- [Available data]:
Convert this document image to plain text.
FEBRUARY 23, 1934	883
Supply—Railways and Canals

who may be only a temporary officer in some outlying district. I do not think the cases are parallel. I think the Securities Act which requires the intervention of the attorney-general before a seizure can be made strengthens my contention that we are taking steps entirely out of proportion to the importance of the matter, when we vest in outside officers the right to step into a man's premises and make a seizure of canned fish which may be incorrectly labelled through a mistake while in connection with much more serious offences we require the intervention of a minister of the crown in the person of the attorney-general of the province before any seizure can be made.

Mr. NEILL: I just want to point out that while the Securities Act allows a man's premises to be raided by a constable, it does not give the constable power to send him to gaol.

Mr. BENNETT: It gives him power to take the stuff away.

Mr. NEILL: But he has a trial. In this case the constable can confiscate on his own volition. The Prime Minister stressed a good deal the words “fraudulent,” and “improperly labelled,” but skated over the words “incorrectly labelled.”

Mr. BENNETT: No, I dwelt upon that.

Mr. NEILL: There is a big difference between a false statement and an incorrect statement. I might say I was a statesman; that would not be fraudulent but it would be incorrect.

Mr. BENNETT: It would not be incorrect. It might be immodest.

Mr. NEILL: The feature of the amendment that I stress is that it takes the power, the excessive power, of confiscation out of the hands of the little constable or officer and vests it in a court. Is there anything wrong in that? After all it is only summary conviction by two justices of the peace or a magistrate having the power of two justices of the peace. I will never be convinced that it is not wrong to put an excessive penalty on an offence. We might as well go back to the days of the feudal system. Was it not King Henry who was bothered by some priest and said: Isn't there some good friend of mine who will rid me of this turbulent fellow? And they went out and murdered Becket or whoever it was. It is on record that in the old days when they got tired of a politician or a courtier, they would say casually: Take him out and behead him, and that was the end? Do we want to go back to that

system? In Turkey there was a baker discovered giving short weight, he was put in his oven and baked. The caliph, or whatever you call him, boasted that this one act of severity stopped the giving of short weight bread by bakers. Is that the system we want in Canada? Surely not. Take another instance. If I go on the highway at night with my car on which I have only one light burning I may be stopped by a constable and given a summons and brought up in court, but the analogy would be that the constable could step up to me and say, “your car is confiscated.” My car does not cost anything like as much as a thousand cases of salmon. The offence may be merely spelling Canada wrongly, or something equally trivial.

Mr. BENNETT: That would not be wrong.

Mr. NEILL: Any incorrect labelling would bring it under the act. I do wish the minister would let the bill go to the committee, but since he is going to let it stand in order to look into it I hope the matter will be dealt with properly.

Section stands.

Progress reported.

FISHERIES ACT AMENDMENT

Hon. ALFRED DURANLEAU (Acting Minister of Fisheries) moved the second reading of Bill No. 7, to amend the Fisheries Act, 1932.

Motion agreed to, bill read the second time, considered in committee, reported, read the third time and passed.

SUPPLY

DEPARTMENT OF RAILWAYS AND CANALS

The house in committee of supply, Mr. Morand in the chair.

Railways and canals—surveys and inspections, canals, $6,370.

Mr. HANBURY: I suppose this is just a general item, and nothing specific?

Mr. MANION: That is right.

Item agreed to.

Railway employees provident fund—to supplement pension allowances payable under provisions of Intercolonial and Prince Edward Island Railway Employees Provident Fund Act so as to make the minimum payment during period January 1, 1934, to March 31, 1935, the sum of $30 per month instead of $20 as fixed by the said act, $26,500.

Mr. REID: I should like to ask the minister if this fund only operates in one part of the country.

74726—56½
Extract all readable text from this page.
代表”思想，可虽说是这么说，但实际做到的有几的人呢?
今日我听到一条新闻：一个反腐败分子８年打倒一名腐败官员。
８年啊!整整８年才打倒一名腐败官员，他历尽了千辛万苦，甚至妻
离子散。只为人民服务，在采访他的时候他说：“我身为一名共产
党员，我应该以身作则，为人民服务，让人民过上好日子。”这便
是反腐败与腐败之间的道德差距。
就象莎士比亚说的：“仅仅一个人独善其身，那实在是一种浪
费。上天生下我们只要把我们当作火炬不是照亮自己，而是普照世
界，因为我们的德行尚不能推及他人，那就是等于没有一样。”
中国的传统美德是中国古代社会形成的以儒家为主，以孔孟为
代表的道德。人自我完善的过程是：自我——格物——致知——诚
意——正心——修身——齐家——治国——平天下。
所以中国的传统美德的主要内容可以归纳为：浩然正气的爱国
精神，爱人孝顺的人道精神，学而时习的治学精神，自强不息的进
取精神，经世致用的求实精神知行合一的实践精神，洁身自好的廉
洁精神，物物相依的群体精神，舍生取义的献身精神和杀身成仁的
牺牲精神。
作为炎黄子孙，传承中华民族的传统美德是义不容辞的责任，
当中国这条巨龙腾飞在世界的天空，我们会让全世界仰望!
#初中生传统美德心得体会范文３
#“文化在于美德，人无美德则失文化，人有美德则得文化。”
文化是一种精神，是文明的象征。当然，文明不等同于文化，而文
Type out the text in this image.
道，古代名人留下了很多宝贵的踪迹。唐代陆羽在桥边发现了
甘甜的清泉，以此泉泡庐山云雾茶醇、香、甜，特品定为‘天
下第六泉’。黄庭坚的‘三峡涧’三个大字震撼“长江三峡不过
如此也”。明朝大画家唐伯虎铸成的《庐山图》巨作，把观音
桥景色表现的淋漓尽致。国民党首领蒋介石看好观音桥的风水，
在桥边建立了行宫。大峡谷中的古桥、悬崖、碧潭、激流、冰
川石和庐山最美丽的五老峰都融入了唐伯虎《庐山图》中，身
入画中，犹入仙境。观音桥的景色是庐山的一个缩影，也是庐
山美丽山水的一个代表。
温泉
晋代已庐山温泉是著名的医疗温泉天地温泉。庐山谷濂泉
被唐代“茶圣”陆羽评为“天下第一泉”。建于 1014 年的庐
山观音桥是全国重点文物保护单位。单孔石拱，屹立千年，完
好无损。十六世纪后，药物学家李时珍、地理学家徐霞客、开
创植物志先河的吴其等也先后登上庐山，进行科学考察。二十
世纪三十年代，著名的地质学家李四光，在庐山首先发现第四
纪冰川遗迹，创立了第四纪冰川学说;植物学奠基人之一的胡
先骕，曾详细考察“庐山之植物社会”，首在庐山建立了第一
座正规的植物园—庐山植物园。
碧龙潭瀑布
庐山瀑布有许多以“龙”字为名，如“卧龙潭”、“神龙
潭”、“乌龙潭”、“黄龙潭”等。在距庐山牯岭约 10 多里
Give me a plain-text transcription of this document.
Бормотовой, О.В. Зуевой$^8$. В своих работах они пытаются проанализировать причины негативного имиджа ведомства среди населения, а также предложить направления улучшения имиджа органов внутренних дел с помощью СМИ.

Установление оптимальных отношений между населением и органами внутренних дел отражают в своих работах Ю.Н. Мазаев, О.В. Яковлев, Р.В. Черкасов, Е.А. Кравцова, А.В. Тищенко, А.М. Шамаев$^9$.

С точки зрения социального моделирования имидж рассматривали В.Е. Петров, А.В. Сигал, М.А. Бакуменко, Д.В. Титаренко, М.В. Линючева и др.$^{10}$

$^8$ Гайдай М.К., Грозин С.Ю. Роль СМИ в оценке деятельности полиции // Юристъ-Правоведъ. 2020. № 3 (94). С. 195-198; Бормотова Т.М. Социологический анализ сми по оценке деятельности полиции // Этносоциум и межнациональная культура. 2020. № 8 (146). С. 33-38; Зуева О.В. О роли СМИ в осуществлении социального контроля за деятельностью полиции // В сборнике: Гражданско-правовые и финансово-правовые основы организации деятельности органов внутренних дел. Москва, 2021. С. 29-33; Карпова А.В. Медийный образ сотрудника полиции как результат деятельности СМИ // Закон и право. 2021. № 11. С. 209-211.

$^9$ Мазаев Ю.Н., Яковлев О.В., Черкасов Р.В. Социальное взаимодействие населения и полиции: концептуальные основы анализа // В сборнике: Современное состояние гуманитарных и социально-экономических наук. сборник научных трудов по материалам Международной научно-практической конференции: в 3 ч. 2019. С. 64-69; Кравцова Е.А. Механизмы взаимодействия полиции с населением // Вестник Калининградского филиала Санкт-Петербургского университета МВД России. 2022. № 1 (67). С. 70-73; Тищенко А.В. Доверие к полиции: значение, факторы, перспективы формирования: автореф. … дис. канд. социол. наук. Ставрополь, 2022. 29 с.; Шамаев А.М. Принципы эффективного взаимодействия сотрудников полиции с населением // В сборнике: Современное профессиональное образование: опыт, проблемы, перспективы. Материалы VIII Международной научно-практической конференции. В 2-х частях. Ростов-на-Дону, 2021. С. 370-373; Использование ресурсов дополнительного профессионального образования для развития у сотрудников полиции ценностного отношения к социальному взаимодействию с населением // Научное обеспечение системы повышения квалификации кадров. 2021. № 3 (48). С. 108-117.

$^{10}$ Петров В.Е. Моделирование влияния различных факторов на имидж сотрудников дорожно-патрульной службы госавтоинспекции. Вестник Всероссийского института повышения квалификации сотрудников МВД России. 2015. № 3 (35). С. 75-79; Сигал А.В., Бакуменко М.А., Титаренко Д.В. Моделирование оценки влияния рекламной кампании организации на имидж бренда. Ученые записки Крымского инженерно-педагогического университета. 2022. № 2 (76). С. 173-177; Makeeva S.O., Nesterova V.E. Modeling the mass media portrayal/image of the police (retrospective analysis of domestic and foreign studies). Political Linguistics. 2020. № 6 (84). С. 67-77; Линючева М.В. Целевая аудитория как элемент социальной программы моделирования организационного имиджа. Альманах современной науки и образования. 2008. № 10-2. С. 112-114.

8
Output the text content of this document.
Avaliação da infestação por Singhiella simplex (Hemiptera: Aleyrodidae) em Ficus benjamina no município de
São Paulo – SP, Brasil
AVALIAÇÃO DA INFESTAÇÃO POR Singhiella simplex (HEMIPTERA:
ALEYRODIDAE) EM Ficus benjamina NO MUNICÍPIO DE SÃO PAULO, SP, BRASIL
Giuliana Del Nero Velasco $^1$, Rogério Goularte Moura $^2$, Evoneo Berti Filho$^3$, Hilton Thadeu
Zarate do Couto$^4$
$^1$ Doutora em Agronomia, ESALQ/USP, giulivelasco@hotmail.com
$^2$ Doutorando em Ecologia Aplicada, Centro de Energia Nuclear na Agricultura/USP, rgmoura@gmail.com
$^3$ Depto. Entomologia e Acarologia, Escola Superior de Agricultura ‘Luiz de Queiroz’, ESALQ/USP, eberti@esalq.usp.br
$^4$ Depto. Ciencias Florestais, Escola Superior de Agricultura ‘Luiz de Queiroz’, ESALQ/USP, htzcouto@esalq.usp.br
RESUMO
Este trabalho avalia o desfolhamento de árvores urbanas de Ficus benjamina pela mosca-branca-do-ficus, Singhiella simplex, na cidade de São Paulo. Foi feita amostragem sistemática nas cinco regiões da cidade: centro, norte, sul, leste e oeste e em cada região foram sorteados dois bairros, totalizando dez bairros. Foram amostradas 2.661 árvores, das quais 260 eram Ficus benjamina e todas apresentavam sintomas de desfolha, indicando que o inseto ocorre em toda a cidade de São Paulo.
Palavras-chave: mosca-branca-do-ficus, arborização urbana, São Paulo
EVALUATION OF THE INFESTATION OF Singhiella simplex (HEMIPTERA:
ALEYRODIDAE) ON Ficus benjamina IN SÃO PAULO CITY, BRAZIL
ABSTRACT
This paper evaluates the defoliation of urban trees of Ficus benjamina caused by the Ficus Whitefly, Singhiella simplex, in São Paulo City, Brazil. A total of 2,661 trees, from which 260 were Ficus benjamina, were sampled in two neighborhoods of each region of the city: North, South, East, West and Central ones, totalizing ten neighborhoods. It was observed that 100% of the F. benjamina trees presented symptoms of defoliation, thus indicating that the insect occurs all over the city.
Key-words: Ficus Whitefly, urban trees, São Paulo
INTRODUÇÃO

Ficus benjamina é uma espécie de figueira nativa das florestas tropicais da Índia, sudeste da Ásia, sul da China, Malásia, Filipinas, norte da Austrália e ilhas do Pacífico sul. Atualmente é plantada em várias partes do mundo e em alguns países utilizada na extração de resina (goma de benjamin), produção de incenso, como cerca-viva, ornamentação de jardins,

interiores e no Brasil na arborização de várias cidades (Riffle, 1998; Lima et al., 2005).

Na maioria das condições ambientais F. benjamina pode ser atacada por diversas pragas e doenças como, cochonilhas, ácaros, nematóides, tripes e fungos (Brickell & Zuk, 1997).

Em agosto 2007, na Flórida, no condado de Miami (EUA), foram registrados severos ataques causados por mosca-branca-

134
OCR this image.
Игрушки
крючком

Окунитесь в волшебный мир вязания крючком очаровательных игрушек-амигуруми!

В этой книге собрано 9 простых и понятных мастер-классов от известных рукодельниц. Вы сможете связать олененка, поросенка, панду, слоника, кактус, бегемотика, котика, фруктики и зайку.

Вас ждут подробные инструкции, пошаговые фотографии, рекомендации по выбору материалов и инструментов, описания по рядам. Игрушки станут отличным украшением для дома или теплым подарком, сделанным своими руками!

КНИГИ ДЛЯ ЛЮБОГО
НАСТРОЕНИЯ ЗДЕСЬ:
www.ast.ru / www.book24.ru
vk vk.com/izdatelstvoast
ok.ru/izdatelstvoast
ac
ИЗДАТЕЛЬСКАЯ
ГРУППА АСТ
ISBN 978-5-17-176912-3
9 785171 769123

- [Written task]:
Copy every line of the listing where the word "second" appears.

- [Answer in full]:
Hon. ALFRED DURANLEAU (Acting Minister of Fisheries) moved the second reading of Bill No. 7, to amend the Fisheries Act, 1932.
Motion agreed to, bill read the second time, considered in committee, reported, read the third time and passed.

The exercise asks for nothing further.